* **The input**
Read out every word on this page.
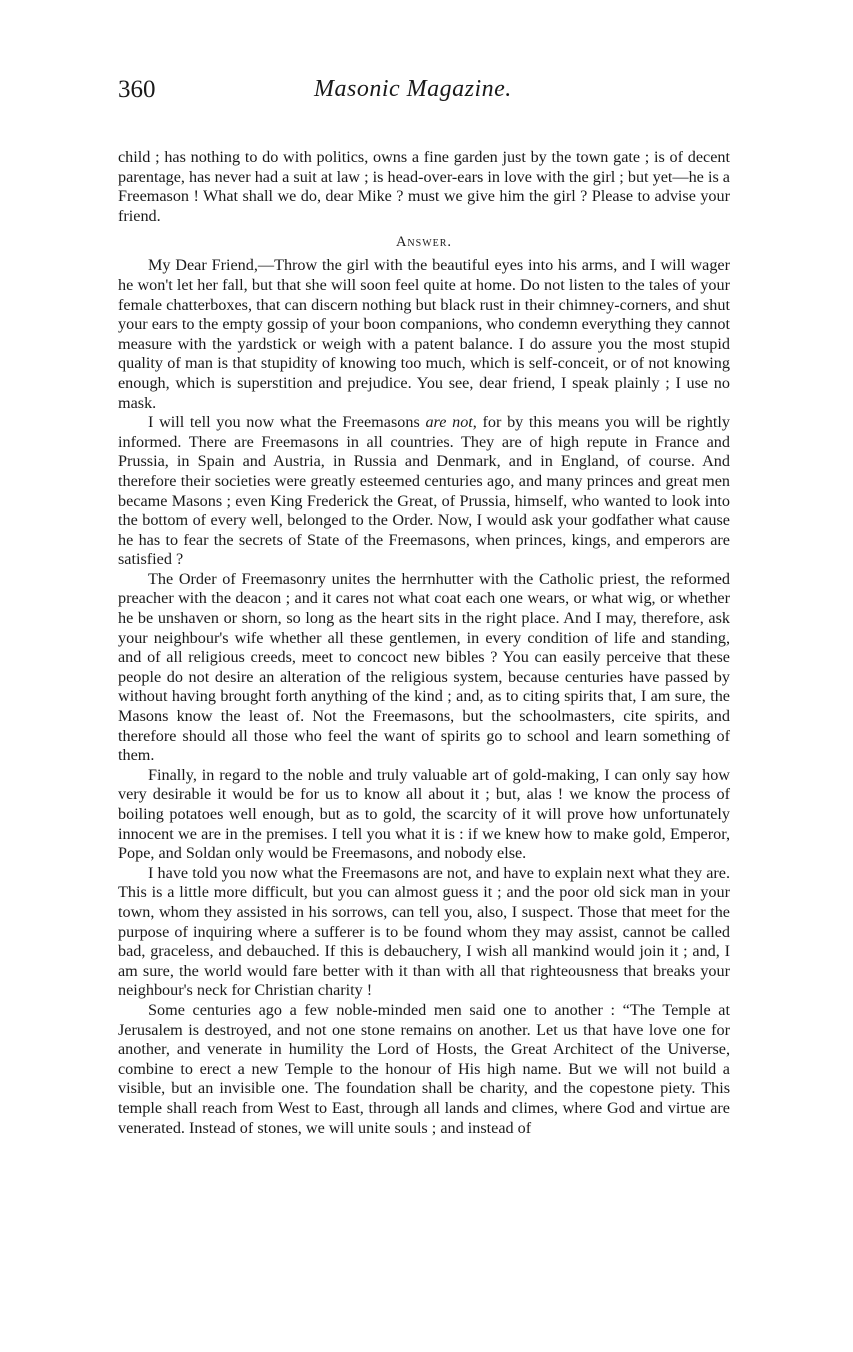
360	Masonic Magazine.

child ; has nothing to do with politics, owns a fine garden just by the town gate ; is of decent parentage, has never had a suit at law ; is head-over-ears in love with the girl ; but yet—he is a Freemason ! What shall we do, dear Mike ? must we give him the girl ? Please to advise your friend.

Answer.

My Dear Friend,—Throw the girl with the beautiful eyes into his arms, and I will wager he won't let her fall, but that she will soon feel quite at home. Do not listen to the tales of your female chatterboxes, that can discern nothing but black rust in their chimney-corners, and shut your ears to the empty gossip of your boon companions, who condemn everything they cannot measure with the yardstick or weigh with a patent balance. I do assure you the most stupid quality of man is that stupidity of knowing too much, which is self-conceit, or of not knowing enough, which is superstition and prejudice. You see, dear friend, I speak plainly ; I use no mask.

I will tell you now what the Freemasons are not, for by this means you will be rightly informed. There are Freemasons in all countries. They are of high repute in France and Prussia, in Spain and Austria, in Russia and Denmark, and in England, of course. And therefore their societies were greatly esteemed centuries ago, and many princes and great men became Masons ; even King Frederick the Great, of Prussia, himself, who wanted to look into the bottom of every well, belonged to the Order. Now, I would ask your godfather what cause he has to fear the secrets of State of the Freemasons, when princes, kings, and emperors are satisfied ?

The Order of Freemasonry unites the herrnhutter with the Catholic priest, the reformed preacher with the deacon ; and it cares not what coat each one wears, or what wig, or whether he be unshaven or shorn, so long as the heart sits in the right place. And I may, therefore, ask your neighbour's wife whether all these gentlemen, in every condition of life and standing, and of all religious creeds, meet to concoct new bibles ? You can easily perceive that these people do not desire an alteration of the religious system, because centuries have passed by without having brought forth anything of the kind ; and, as to citing spirits that, I am sure, the Masons know the least of. Not the Freemasons, but the schoolmasters, cite spirits, and therefore should all those who feel the want of spirits go to school and learn something of them.

Finally, in regard to the noble and truly valuable art of gold-making, I can only say how very desirable it would be for us to know all about it ; but, alas ! we know the process of boiling potatoes well enough, but as to gold, the scarcity of it will prove how unfortunately innocent we are in the premises. I tell you what it is : if we knew how to make gold, Emperor, Pope, and Soldan only would be Freemasons, and nobody else.

I have told you now what the Freemasons are not, and have to explain next what they are. This is a little more difficult, but you can almost guess it ; and the poor old sick man in your town, whom they assisted in his sorrows, can tell you, also, I suspect. Those that meet for the purpose of inquiring where a sufferer is to be found whom they may assist, cannot be called bad, graceless, and debauched. If this is debauchery, I wish all mankind would join it ; and, I am sure, the world would fare better with it than with all that righteousness that breaks your neighbour's neck for Christian charity !

Some centuries ago a few noble-minded men said one to another : “The Temple at Jerusalem is destroyed, and not one stone remains on another. Let us that have love one for another, and venerate in humility the Lord of Hosts, the Great Architect of the Universe, combine to erect a new Temple to the honour of His high name. But we will not build a visible, but an invisible one. The foundation shall be charity, and the copestone piety. This temple shall reach from West to East, through all lands and climes, where God and virtue are venerated. Instead of stones, we will unite souls ; and instead of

* **Work required**
Output all of the data exactly as it stands, minus any images.

* **Written answer**
Read out every word on this page.
360	Masonic Magazine.

child ; has nothing to do with politics, owns a fine garden just by the town gate ; is of decent parentage, has never had a suit at law ; is head-over-ears in love with the girl ; but yet—he is a Freemason ! What shall we do, dear Mike ? must we give him the girl ? Please to advise your friend.

Answer.

My Dear Friend,—Throw the girl with the beautiful eyes into his arms, and I will wager he won't let her fall, but that she will soon feel quite at home. Do not listen to the tales of your female chatterboxes, that can discern nothing but black rust in their chimney-corners, and shut your ears to the empty gossip of your boon companions, who condemn everything they cannot measure with the yardstick or weigh with a patent balance. I do assure you the most stupid quality of man is that stupidity of knowing too much, which is self-conceit, or of not knowing enough, which is superstition and prejudice. You see, dear friend, I speak plainly ; I use no mask.

I will tell you now what the Freemasons are not, for by this means you will be rightly informed. There are Freemasons in all countries. They are of high repute in France and Prussia, in Spain and Austria, in Russia and Denmark, and in England, of course. And therefore their societies were greatly esteemed centuries ago, and many princes and great men became Masons ; even King Frederick the Great, of Prussia, himself, who wanted to look into the bottom of every well, belonged to the Order. Now, I would ask your godfather what cause he has to fear the secrets of State of the Freemasons, when princes, kings, and emperors are satisfied ?

The Order of Freemasonry unites the herrnhutter with the Catholic priest, the reformed preacher with the deacon ; and it cares not what coat each one wears, or what wig, or whether he be unshaven or shorn, so long as the heart sits in the right place. And I may, therefore, ask your neighbour's wife whether all these gentlemen, in every condition of life and standing, and of all religious creeds, meet to concoct new bibles ? You can easily perceive that these people do not desire an alteration of the religious system, because centuries have passed by without having brought forth anything of the kind ; and, as to citing spirits that, I am sure, the Masons know the least of. Not the Freemasons, but the schoolmasters, cite spirits, and therefore should all those who feel the want of spirits go to school and learn something of them.

Finally, in regard to the noble and truly valuable art of gold-making, I can only say how very desirable it would be for us to know all about it ; but, alas ! we know the process of boiling potatoes well enough, but as to gold, the scarcity of it will prove how unfortunately innocent we are in the premises. I tell you what it is : if we knew how to make gold, Emperor, Pope, and Soldan only would be Freemasons, and nobody else.

I have told you now what the Freemasons are not, and have to explain next what they are. This is a little more difficult, but you can almost guess it ; and the poor old sick man in your town, whom they assisted in his sorrows, can tell you, also, I suspect. Those that meet for the purpose of inquiring where a sufferer is to be found whom they may assist, cannot be called bad, graceless, and debauched. If this is debauchery, I wish all mankind would join it ; and, I am sure, the world would fare better with it than with all that righteousness that breaks your neighbour's neck for Christian charity !

Some centuries ago a few noble-minded men said one to another : “The Temple at Jerusalem is destroyed, and not one stone remains on another. Let us that have love one for another, and venerate in humility the Lord of Hosts, the Great Architect of the Universe, combine to erect a new Temple to the honour of His high name. But we will not build a visible, but an invisible one. The foundation shall be charity, and the copestone piety. This temple shall reach from West to East, through all lands and climes, where God and virtue are venerated. Instead of stones, we will unite souls ; and instead of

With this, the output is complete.